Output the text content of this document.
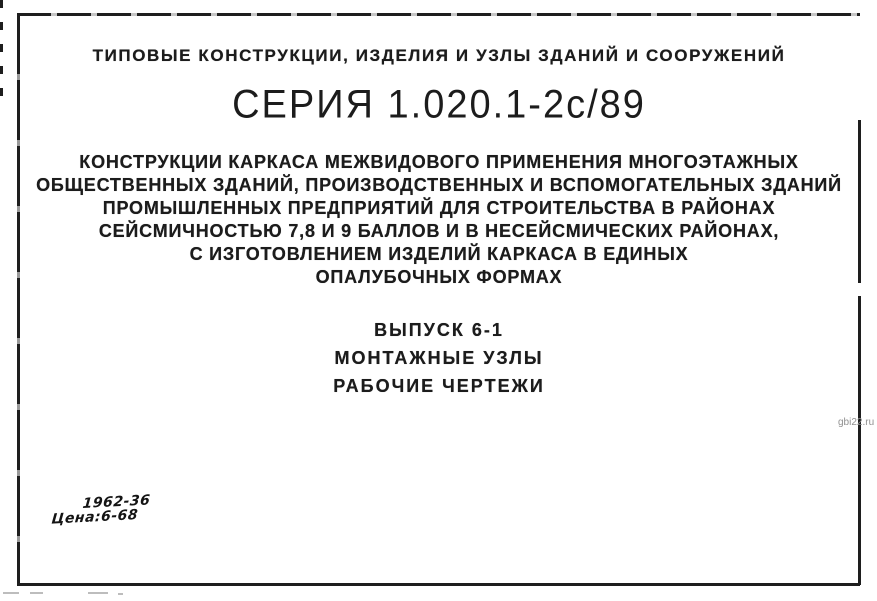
ТИПОВЫЕ КОНСТРУКЦИИ, ИЗДЕЛИЯ И УЗЛЫ ЗДАНИЙ И СООРУЖЕНИЙ
СЕРИЯ 1.020.1-2с/89
КОНСТРУКЦИИ КАРКАСА МЕЖВИДОВОГО ПРИМЕНЕНИЯ МНОГОЭТАЖНЫХ
ОБЩЕСТВЕННЫХ ЗДАНИЙ, ПРОИЗВОДСТВЕННЫХ И ВСПОМОГАТЕЛЬНЫХ ЗДАНИЙ
ПРОМЫШЛЕННЫХ ПРЕДПРИЯТИЙ ДЛЯ СТРОИТЕЛЬСТВА В РАЙОНАХ
СЕЙСМИЧНОСТЬЮ 7,8 И 9 БАЛЛОВ И В НЕСЕЙСМИЧЕСКИХ РАЙОНАХ,
С ИЗГОТОВЛЕНИЕМ ИЗДЕЛИЙ КАРКАСА В ЕДИНЫХ
ОПАЛУБОЧНЫХ ФОРМАХ
ВЫПУСК 6-1
МОНТАЖНЫЕ УЗЛЫ
РАБОЧИЕ ЧЕРТЕЖИ
1962-36
Цена:6-68
gbi22.ru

Objective:
All lines of the data above that include the word "РАЙОНАХ" must be shown.

Result of this task:
ПРОМЫШЛЕННЫХ ПРЕДПРИЯТИЙ ДЛЯ СТРОИТЕЛЬСТВА В РАЙОНАХ
СЕЙСМИЧНОСТЬЮ 7,8 И 9 БАЛЛОВ И В НЕСЕЙСМИЧЕСКИХ РАЙОНАХ,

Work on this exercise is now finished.